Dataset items
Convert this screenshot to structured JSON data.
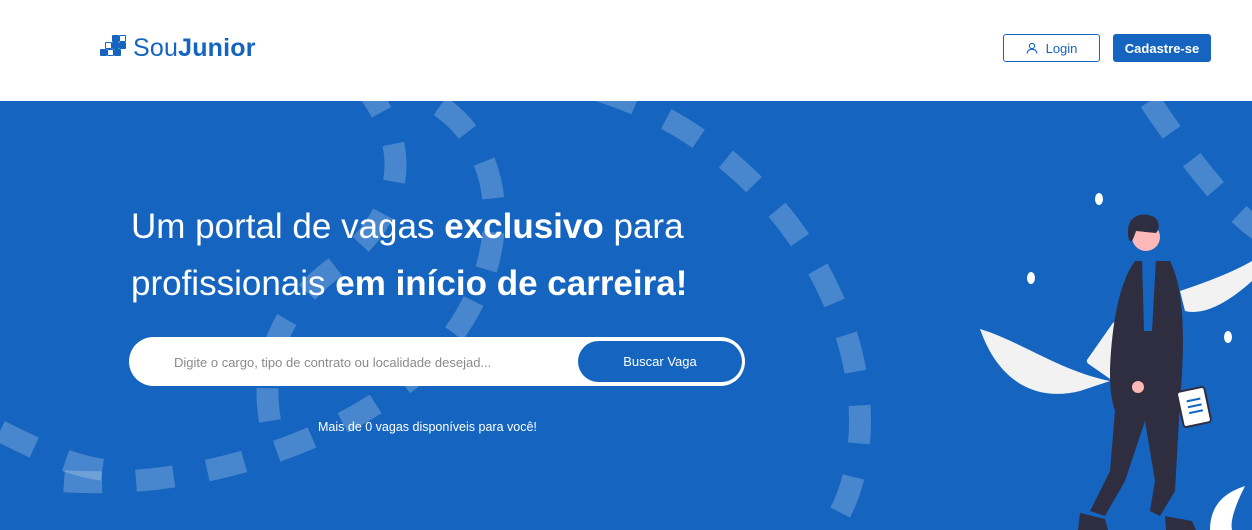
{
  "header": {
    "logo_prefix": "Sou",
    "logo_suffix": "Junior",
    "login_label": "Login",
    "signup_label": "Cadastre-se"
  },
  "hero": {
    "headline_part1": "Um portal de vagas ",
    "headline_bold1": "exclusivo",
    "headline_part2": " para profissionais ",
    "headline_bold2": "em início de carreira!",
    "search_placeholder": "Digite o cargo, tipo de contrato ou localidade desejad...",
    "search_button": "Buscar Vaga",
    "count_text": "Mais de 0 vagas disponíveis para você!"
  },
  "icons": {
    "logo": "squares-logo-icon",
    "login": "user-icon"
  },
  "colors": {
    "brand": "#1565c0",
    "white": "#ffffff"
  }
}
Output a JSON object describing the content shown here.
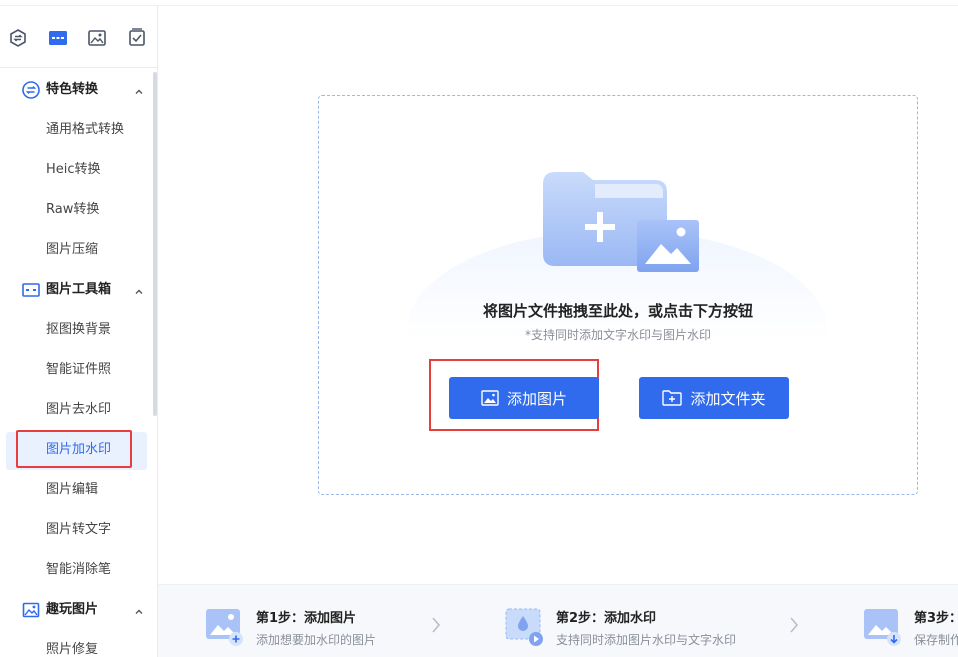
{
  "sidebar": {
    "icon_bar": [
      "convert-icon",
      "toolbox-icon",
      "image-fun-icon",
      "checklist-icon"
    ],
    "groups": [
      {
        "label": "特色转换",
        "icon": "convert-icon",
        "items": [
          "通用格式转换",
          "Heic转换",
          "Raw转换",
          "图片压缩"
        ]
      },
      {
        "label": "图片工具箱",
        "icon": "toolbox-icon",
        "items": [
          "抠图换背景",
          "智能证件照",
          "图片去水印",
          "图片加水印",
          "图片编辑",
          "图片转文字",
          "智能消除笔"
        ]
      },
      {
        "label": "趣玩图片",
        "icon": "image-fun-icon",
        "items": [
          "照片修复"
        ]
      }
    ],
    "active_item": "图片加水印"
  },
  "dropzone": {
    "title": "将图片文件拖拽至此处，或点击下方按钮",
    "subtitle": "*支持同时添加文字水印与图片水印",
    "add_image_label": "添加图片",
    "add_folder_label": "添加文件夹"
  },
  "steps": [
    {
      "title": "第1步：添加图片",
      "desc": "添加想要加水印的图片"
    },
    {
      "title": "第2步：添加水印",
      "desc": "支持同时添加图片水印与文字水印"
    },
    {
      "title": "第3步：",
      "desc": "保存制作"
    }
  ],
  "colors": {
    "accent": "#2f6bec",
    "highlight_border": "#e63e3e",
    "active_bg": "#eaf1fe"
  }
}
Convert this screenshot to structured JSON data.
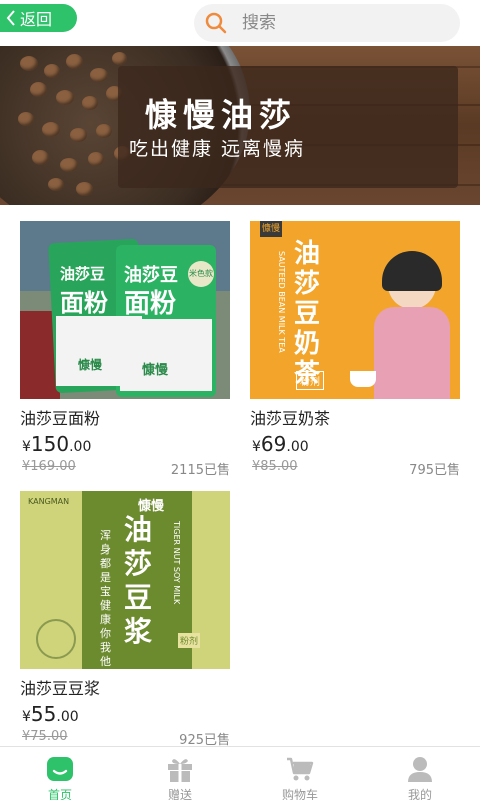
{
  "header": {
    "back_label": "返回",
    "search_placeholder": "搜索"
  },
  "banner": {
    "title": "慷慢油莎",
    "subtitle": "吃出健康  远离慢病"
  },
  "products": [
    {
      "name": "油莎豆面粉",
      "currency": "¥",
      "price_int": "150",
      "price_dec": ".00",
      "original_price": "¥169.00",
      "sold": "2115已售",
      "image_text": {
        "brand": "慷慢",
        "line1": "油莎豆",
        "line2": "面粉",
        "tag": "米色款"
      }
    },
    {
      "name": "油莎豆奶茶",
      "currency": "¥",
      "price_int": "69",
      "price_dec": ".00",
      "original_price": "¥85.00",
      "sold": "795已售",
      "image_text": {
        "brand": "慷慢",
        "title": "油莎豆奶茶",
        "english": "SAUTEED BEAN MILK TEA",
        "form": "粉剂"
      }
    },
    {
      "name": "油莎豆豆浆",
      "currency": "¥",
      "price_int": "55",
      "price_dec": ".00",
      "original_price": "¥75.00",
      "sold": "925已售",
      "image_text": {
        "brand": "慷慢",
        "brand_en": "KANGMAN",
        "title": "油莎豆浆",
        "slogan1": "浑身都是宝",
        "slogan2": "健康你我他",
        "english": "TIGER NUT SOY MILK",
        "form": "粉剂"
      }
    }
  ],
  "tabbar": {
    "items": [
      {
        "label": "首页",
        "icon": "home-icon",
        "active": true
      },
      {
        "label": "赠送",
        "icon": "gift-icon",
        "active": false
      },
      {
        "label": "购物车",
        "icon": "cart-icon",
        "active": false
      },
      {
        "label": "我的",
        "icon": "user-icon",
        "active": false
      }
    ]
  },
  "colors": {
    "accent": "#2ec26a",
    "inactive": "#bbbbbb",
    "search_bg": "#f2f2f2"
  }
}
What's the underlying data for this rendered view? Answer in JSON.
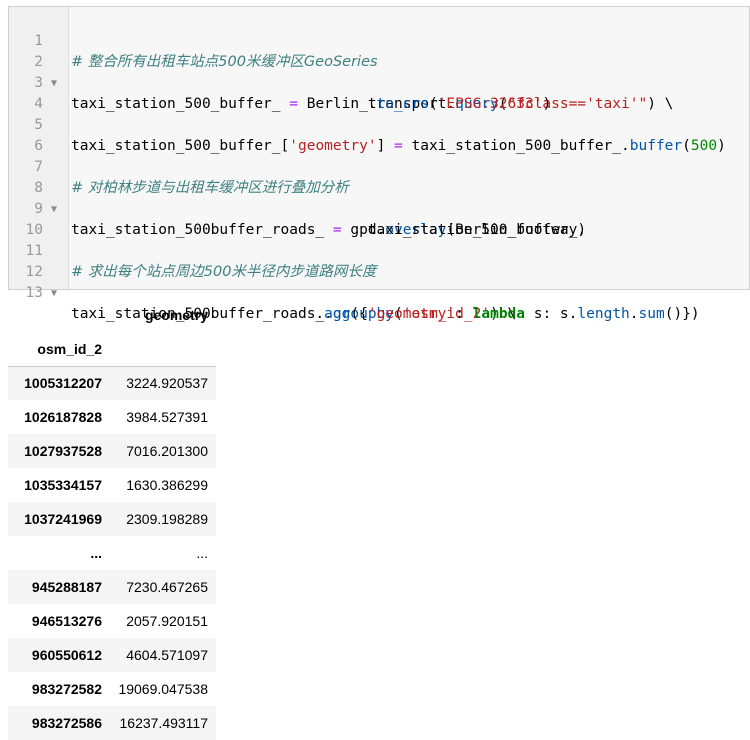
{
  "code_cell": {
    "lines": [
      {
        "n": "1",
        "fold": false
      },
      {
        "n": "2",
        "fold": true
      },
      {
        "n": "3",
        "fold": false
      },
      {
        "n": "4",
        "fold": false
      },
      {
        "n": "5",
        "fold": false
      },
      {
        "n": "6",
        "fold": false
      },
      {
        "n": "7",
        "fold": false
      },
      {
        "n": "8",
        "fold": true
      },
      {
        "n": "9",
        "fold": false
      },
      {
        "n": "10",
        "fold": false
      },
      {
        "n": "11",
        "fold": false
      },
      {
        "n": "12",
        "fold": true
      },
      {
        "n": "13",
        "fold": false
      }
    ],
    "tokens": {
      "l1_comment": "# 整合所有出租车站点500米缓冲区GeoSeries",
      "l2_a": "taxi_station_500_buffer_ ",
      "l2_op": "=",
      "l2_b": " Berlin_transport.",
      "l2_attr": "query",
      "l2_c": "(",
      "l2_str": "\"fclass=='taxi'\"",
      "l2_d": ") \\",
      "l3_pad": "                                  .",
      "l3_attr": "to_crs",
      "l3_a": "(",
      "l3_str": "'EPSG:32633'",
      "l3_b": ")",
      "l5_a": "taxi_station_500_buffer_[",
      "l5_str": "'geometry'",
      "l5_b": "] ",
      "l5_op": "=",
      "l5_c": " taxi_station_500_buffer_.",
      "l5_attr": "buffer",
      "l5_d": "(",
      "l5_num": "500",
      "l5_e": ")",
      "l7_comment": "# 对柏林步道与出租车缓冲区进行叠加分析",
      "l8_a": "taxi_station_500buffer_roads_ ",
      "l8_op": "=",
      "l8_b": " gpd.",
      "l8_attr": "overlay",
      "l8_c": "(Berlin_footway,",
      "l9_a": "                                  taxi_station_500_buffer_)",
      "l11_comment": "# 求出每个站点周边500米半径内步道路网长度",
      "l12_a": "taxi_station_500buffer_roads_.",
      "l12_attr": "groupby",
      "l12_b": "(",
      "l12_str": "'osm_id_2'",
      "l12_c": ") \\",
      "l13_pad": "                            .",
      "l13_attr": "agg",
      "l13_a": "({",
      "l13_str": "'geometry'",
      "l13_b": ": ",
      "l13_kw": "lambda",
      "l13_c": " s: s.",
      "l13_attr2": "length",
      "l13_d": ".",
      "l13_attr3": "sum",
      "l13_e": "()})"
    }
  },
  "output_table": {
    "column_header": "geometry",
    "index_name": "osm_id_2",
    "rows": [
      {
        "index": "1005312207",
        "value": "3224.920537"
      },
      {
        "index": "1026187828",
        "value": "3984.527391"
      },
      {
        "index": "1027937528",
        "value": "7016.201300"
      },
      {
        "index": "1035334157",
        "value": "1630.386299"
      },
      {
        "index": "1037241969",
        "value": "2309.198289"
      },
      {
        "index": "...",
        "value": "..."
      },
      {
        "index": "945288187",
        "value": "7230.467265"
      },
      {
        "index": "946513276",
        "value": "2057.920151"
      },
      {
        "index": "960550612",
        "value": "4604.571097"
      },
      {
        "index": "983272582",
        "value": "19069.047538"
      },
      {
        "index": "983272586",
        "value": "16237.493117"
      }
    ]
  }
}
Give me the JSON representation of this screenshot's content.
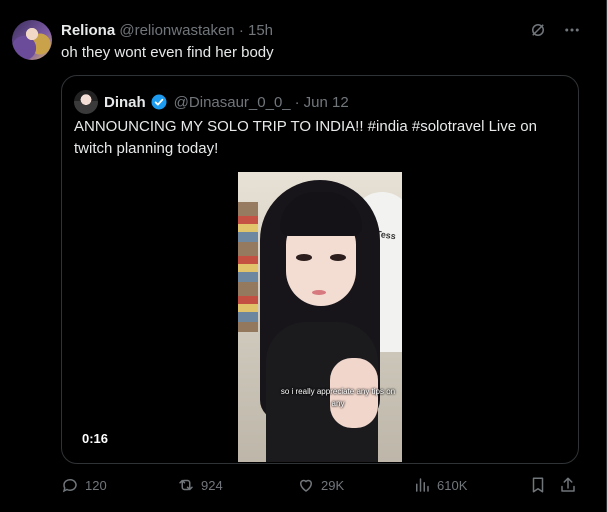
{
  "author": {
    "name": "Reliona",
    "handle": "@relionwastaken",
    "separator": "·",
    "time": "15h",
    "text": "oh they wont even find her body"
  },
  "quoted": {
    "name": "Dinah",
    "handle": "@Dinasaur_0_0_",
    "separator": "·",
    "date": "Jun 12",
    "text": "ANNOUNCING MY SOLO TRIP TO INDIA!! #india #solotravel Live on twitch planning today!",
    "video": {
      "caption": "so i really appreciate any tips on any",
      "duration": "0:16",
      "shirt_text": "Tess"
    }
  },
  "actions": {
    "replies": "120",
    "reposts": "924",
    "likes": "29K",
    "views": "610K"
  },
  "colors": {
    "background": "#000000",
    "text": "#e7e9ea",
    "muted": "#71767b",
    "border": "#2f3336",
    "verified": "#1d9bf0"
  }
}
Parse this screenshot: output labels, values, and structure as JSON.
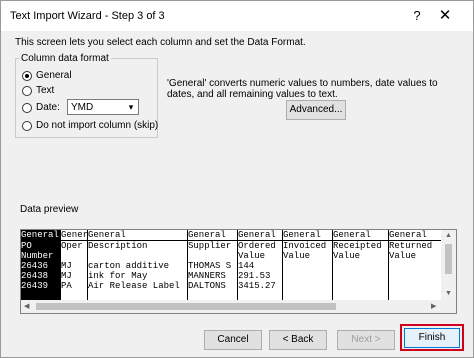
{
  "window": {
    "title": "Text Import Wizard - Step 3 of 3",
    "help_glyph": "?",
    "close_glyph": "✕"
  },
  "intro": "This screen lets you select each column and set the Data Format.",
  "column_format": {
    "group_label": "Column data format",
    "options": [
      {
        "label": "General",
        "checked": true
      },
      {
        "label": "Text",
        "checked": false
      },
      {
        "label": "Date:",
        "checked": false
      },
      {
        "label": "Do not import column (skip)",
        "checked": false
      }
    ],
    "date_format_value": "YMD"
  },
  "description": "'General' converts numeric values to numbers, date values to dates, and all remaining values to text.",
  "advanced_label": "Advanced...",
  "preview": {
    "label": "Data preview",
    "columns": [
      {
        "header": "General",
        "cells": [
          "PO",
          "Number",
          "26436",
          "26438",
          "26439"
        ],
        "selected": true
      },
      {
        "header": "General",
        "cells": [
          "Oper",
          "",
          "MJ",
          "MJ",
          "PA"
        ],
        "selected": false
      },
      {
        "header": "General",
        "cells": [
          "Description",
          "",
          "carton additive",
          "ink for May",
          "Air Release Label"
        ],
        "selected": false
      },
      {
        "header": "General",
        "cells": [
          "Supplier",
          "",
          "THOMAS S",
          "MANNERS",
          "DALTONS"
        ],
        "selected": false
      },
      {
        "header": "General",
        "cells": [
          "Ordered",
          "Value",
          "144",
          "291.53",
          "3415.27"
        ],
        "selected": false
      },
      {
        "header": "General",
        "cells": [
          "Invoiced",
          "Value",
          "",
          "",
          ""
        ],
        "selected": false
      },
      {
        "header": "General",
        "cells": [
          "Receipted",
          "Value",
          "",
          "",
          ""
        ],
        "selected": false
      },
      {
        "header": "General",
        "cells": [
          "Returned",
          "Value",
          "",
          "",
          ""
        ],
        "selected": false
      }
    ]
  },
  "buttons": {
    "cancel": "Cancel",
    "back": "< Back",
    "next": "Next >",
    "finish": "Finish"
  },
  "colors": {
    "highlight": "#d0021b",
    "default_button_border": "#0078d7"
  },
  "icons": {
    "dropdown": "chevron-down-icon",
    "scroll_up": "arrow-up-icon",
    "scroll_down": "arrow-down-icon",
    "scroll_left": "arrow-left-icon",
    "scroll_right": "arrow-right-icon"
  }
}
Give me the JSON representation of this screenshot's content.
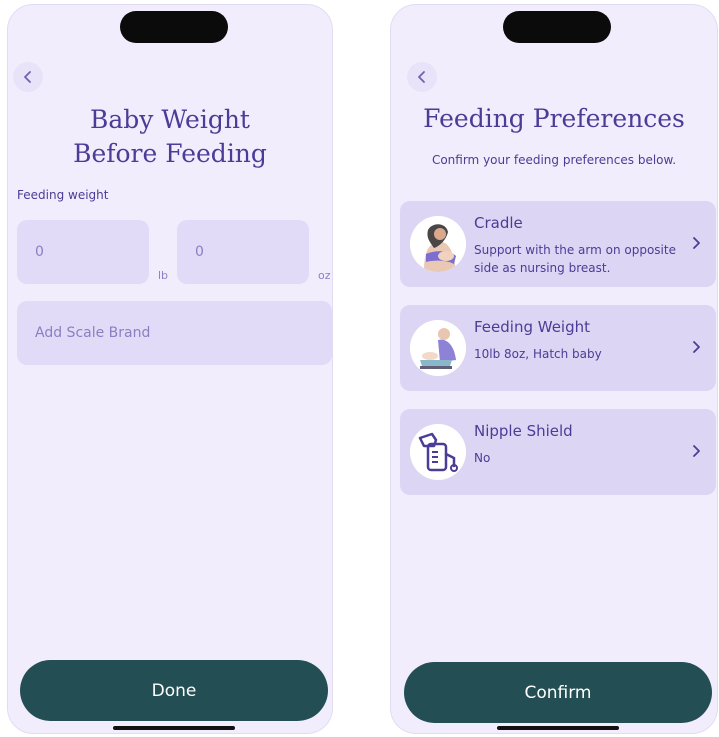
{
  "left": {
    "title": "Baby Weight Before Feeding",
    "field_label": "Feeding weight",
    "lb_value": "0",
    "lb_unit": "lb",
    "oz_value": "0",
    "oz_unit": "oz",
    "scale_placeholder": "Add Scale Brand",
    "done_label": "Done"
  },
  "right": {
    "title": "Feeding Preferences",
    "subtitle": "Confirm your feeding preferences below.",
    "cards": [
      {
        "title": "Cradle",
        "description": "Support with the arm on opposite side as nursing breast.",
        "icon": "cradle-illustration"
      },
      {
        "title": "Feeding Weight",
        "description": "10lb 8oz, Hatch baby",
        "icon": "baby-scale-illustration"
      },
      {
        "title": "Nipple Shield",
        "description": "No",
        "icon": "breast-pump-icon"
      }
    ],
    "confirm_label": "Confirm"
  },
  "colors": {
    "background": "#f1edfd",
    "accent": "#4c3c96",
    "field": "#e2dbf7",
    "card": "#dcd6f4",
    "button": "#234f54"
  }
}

Set task —
Copy every line of the data that holds the string "breast".

The result —
        "description": "Support with the arm on opposite side as nursing breast.",
        "icon": "breast-pump-icon"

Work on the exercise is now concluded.